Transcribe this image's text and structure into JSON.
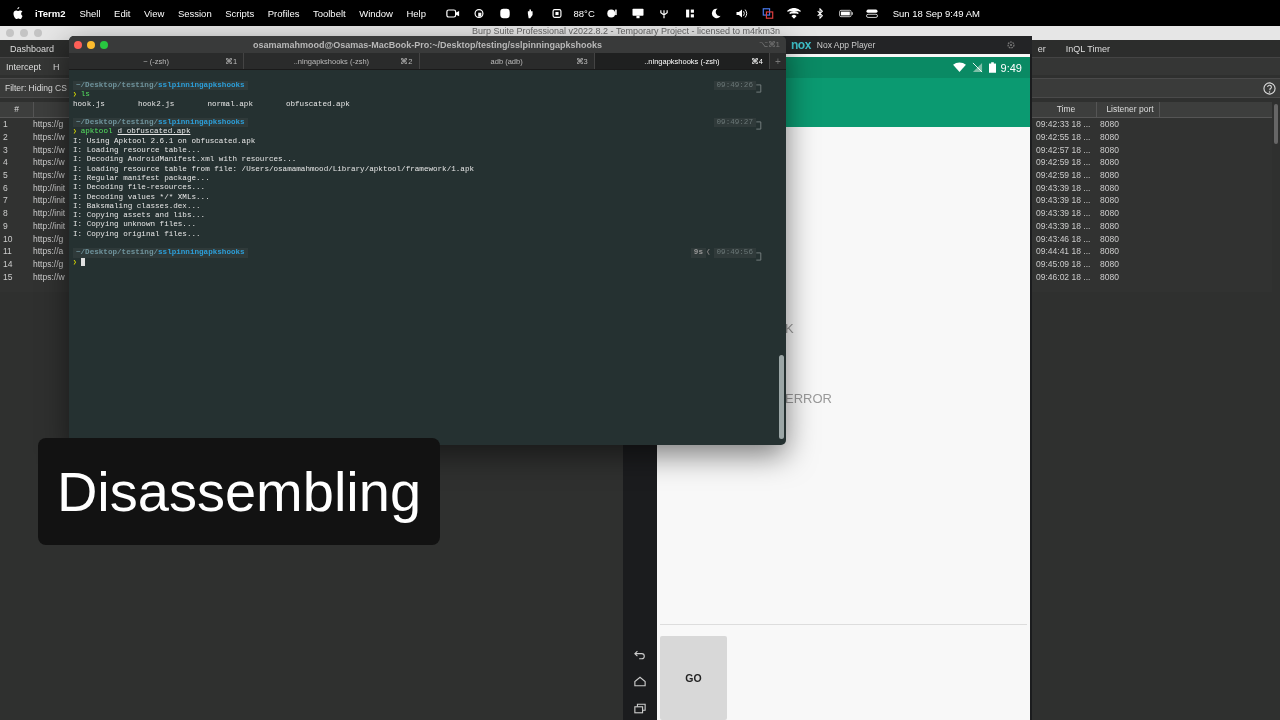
{
  "menu_bar": {
    "app": "iTerm2",
    "menus": [
      "Shell",
      "Edit",
      "View",
      "Session",
      "Scripts",
      "Profiles",
      "Toolbelt",
      "Window",
      "Help"
    ],
    "temperature": "88°C",
    "clock": "Sun 18 Sep  9:49 AM"
  },
  "burp": {
    "title": "Burp Suite Professional v2022.8.2 - Temporary Project - licensed to m4rkm3n",
    "tabs_row1": [
      {
        "label": "Dashboard",
        "selected": false
      }
    ],
    "tabs_row1_right": [
      {
        "label": "er",
        "selected": false
      },
      {
        "label": "InQL Timer",
        "selected": false
      }
    ],
    "tabs_row2": [
      {
        "label": "Intercept",
        "selected": false
      },
      {
        "label": "H",
        "selected": false
      }
    ],
    "filter": "Filter: Hiding CS",
    "left_columns": [
      "#"
    ],
    "right_columns": [
      "Time",
      "Listener port"
    ],
    "rows": [
      {
        "num": "1",
        "host": "https://g",
        "time": "09:42:33 18 ...",
        "port": "8080"
      },
      {
        "num": "2",
        "host": "https://w",
        "time": "09:42:55 18 ...",
        "port": "8080"
      },
      {
        "num": "3",
        "host": "https://w",
        "time": "09:42:57 18 ...",
        "port": "8080"
      },
      {
        "num": "4",
        "host": "https://w",
        "time": "09:42:59 18 ...",
        "port": "8080"
      },
      {
        "num": "5",
        "host": "https://w",
        "time": "09:42:59 18 ...",
        "port": "8080"
      },
      {
        "num": "6",
        "host": "http://init",
        "time": "09:43:39 18 ...",
        "port": "8080"
      },
      {
        "num": "7",
        "host": "http://init",
        "time": "09:43:39 18 ...",
        "port": "8080"
      },
      {
        "num": "8",
        "host": "http://init",
        "time": "09:43:39 18 ...",
        "port": "8080"
      },
      {
        "num": "9",
        "host": "http://init",
        "time": "09:43:39 18 ...",
        "port": "8080"
      },
      {
        "num": "10",
        "host": "https://g",
        "time": "09:43:46 18 ...",
        "port": "8080"
      },
      {
        "num": "11",
        "host": "https://a",
        "time": "09:44:41 18 ...",
        "port": "8080"
      },
      {
        "num": "14",
        "host": "https://g",
        "time": "09:45:09 18 ...",
        "port": "8080"
      },
      {
        "num": "15",
        "host": "https://w",
        "time": "09:46:02 18 ...",
        "port": "8080"
      }
    ]
  },
  "nox": {
    "logo": "nox",
    "title": "Nox App Player",
    "clock": "9:49",
    "labels": [
      "K",
      "ERROR"
    ],
    "button": "GO"
  },
  "terminal": {
    "title": "osamamahmood@Osamas-MacBook-Pro:~/Desktop/testing/sslpinningapkshooks",
    "shortcut": "⌥⌘1",
    "tabs": [
      {
        "label": "~ (-zsh)",
        "shortcut": "⌘1",
        "selected": false
      },
      {
        "label": "..ningapkshooks (-zsh)",
        "shortcut": "⌘2",
        "selected": false
      },
      {
        "label": "adb (adb)",
        "shortcut": "⌘3",
        "selected": false
      },
      {
        "label": "..ningapkshooks (-zsh)",
        "shortcut": "⌘4",
        "selected": true
      }
    ],
    "new_tab": "+",
    "blocks": [
      {
        "path_dim": "~/Desktop/testing/",
        "path_dir": "sslpinningapkshooks",
        "time": "09:49:26",
        "prompt": "❯",
        "program": "ls",
        "kind": "columns",
        "output": [
          "hook.js",
          "hook2.js",
          "normal.apk",
          "obfuscated.apk"
        ]
      },
      {
        "path_dim": "~/Desktop/testing/",
        "path_dir": "sslpinningapkshooks",
        "time": "09:49:27",
        "prompt": "❯",
        "program": "apktool",
        "args": "d obfuscated.apk",
        "kind": "lines",
        "output": [
          "I: Using Apktool 2.6.1 on obfuscated.apk",
          "I: Loading resource table...",
          "I: Decoding AndroidManifest.xml with resources...",
          "I: Loading resource table from file: /Users/osamamahmood/Library/apktool/framework/1.apk",
          "I: Regular manifest package...",
          "I: Decoding file-resources...",
          "I: Decoding values */* XMLs...",
          "I: Baksmaling classes.dex...",
          "I: Copying assets and libs...",
          "I: Copying unknown files...",
          "I: Copying original files..."
        ]
      },
      {
        "path_dim": "~/Desktop/testing/",
        "path_dir": "sslpinningapkshooks",
        "time": "09:49:56",
        "duration": "9s",
        "duration_sep": "❮",
        "prompt": "❯",
        "cursor": true
      }
    ]
  },
  "caption": "Disassembling"
}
____
### Task description
Repeat the records above exactly, leaving out the pictures.

### Reply
Transcribe this image's text and structure into JSON.
{
  "menu_bar": {
    "app": "iTerm2",
    "menus": [
      "Shell",
      "Edit",
      "View",
      "Session",
      "Scripts",
      "Profiles",
      "Toolbelt",
      "Window",
      "Help"
    ],
    "temperature": "88°C",
    "clock": "Sun 18 Sep  9:49 AM"
  },
  "burp": {
    "title": "Burp Suite Professional v2022.8.2 - Temporary Project - licensed to m4rkm3n",
    "tabs_row1": [
      {
        "label": "Dashboard",
        "selected": false
      }
    ],
    "tabs_row1_right": [
      {
        "label": "er",
        "selected": false
      },
      {
        "label": "InQL Timer",
        "selected": false
      }
    ],
    "tabs_row2": [
      {
        "label": "Intercept",
        "selected": false
      },
      {
        "label": "H",
        "selected": false
      }
    ],
    "filter": "Filter: Hiding CS",
    "left_columns": [
      "#"
    ],
    "right_columns": [
      "Time",
      "Listener port"
    ],
    "rows": [
      {
        "num": "1",
        "host": "https://g",
        "time": "09:42:33 18 ...",
        "port": "8080"
      },
      {
        "num": "2",
        "host": "https://w",
        "time": "09:42:55 18 ...",
        "port": "8080"
      },
      {
        "num": "3",
        "host": "https://w",
        "time": "09:42:57 18 ...",
        "port": "8080"
      },
      {
        "num": "4",
        "host": "https://w",
        "time": "09:42:59 18 ...",
        "port": "8080"
      },
      {
        "num": "5",
        "host": "https://w",
        "time": "09:42:59 18 ...",
        "port": "8080"
      },
      {
        "num": "6",
        "host": "http://init",
        "time": "09:43:39 18 ...",
        "port": "8080"
      },
      {
        "num": "7",
        "host": "http://init",
        "time": "09:43:39 18 ...",
        "port": "8080"
      },
      {
        "num": "8",
        "host": "http://init",
        "time": "09:43:39 18 ...",
        "port": "8080"
      },
      {
        "num": "9",
        "host": "http://init",
        "time": "09:43:39 18 ...",
        "port": "8080"
      },
      {
        "num": "10",
        "host": "https://g",
        "time": "09:43:46 18 ...",
        "port": "8080"
      },
      {
        "num": "11",
        "host": "https://a",
        "time": "09:44:41 18 ...",
        "port": "8080"
      },
      {
        "num": "14",
        "host": "https://g",
        "time": "09:45:09 18 ...",
        "port": "8080"
      },
      {
        "num": "15",
        "host": "https://w",
        "time": "09:46:02 18 ...",
        "port": "8080"
      }
    ]
  },
  "nox": {
    "logo": "nox",
    "title": "Nox App Player",
    "clock": "9:49",
    "labels": [
      "K",
      "ERROR"
    ],
    "button": "GO"
  },
  "terminal": {
    "title": "osamamahmood@Osamas-MacBook-Pro:~/Desktop/testing/sslpinningapkshooks",
    "shortcut": "⌥⌘1",
    "tabs": [
      {
        "label": "~ (-zsh)",
        "shortcut": "⌘1",
        "selected": false
      },
      {
        "label": "..ningapkshooks (-zsh)",
        "shortcut": "⌘2",
        "selected": false
      },
      {
        "label": "adb (adb)",
        "shortcut": "⌘3",
        "selected": false
      },
      {
        "label": "..ningapkshooks (-zsh)",
        "shortcut": "⌘4",
        "selected": true
      }
    ],
    "new_tab": "+",
    "blocks": [
      {
        "path_dim": "~/Desktop/testing/",
        "path_dir": "sslpinningapkshooks",
        "time": "09:49:26",
        "prompt": "❯",
        "program": "ls",
        "kind": "columns",
        "output": [
          "hook.js",
          "hook2.js",
          "normal.apk",
          "obfuscated.apk"
        ]
      },
      {
        "path_dim": "~/Desktop/testing/",
        "path_dir": "sslpinningapkshooks",
        "time": "09:49:27",
        "prompt": "❯",
        "program": "apktool",
        "args": "d obfuscated.apk",
        "kind": "lines",
        "output": [
          "I: Using Apktool 2.6.1 on obfuscated.apk",
          "I: Loading resource table...",
          "I: Decoding AndroidManifest.xml with resources...",
          "I: Loading resource table from file: /Users/osamamahmood/Library/apktool/framework/1.apk",
          "I: Regular manifest package...",
          "I: Decoding file-resources...",
          "I: Decoding values */* XMLs...",
          "I: Baksmaling classes.dex...",
          "I: Copying assets and libs...",
          "I: Copying unknown files...",
          "I: Copying original files..."
        ]
      },
      {
        "path_dim": "~/Desktop/testing/",
        "path_dir": "sslpinningapkshooks",
        "time": "09:49:56",
        "duration": "9s",
        "duration_sep": "❮",
        "prompt": "❯",
        "cursor": true
      }
    ]
  },
  "caption": "Disassembling"
}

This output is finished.